__What you are asked to do__
Would it be possible to write out each entry below exactly, without the pictures?

(Figure record listings)
— START —
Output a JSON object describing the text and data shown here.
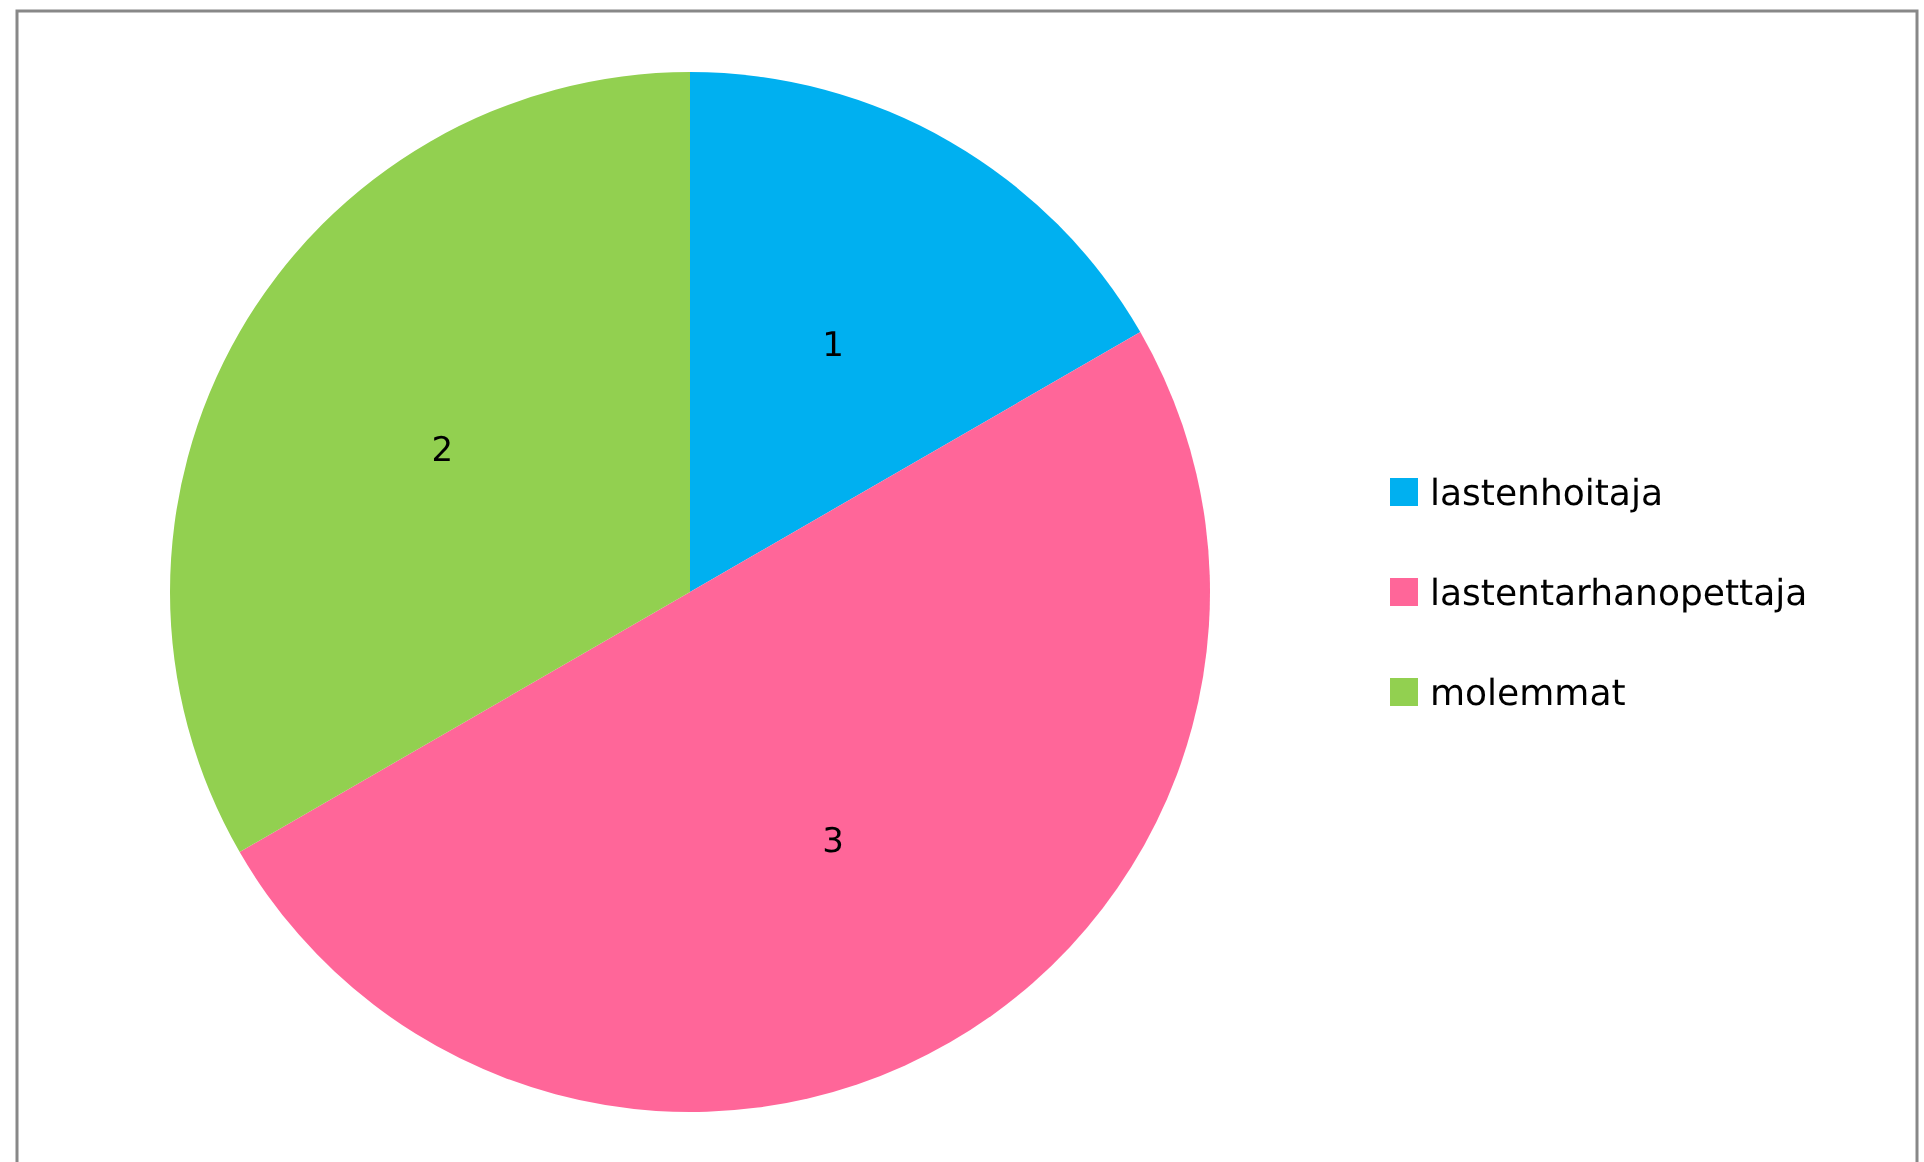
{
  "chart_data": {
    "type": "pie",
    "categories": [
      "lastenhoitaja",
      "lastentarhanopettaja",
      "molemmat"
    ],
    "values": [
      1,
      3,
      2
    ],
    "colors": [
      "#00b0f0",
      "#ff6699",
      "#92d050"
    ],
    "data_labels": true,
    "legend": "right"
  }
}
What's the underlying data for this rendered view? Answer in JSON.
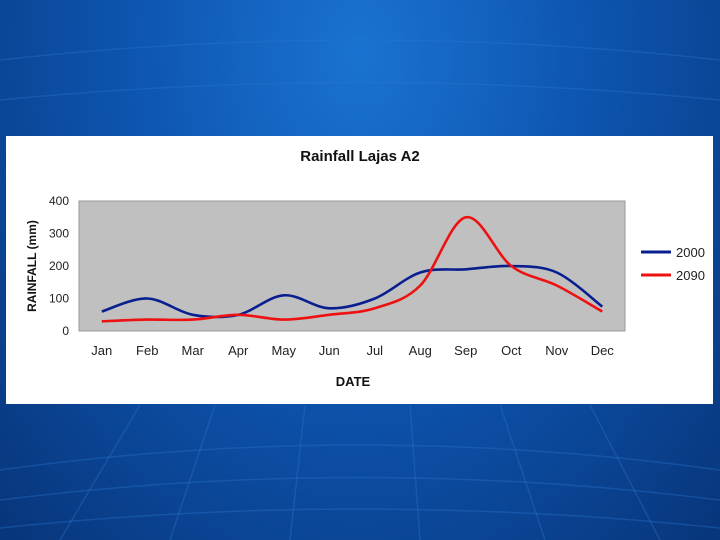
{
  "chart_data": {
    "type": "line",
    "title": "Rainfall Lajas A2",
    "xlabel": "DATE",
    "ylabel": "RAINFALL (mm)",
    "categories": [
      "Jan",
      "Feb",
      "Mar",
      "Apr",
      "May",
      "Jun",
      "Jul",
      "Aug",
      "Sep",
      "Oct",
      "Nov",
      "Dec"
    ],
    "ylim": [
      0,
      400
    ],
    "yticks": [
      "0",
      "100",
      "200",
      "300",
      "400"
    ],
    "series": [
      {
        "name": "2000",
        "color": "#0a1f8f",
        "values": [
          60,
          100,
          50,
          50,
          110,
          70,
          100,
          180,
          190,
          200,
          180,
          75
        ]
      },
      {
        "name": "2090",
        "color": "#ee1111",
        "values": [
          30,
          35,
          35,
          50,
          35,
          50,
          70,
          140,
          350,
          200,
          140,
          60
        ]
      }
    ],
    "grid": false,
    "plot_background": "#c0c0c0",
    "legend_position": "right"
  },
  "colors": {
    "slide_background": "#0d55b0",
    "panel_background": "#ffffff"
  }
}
— END —
__Task response__
Output a JSON object describing the text and data shown here.
{
  "chart_data": {
    "type": "pie",
    "categories": [
      "lastenhoitaja",
      "lastentarhanopettaja",
      "molemmat"
    ],
    "values": [
      1,
      3,
      2
    ],
    "colors": [
      "#00b0f0",
      "#ff6699",
      "#92d050"
    ],
    "data_labels": true,
    "legend": "right"
  }
}
What's the underlying data for this rendered view? Answer in JSON.
{
  "chart_data": {
    "type": "line",
    "title": "Rainfall Lajas A2",
    "xlabel": "DATE",
    "ylabel": "RAINFALL (mm)",
    "categories": [
      "Jan",
      "Feb",
      "Mar",
      "Apr",
      "May",
      "Jun",
      "Jul",
      "Aug",
      "Sep",
      "Oct",
      "Nov",
      "Dec"
    ],
    "ylim": [
      0,
      400
    ],
    "yticks": [
      "0",
      "100",
      "200",
      "300",
      "400"
    ],
    "series": [
      {
        "name": "2000",
        "color": "#0a1f8f",
        "values": [
          60,
          100,
          50,
          50,
          110,
          70,
          100,
          180,
          190,
          200,
          180,
          75
        ]
      },
      {
        "name": "2090",
        "color": "#ee1111",
        "values": [
          30,
          35,
          35,
          50,
          35,
          50,
          70,
          140,
          350,
          200,
          140,
          60
        ]
      }
    ],
    "grid": false,
    "plot_background": "#c0c0c0",
    "legend_position": "right"
  },
  "colors": {
    "slide_background": "#0d55b0",
    "panel_background": "#ffffff"
  }
}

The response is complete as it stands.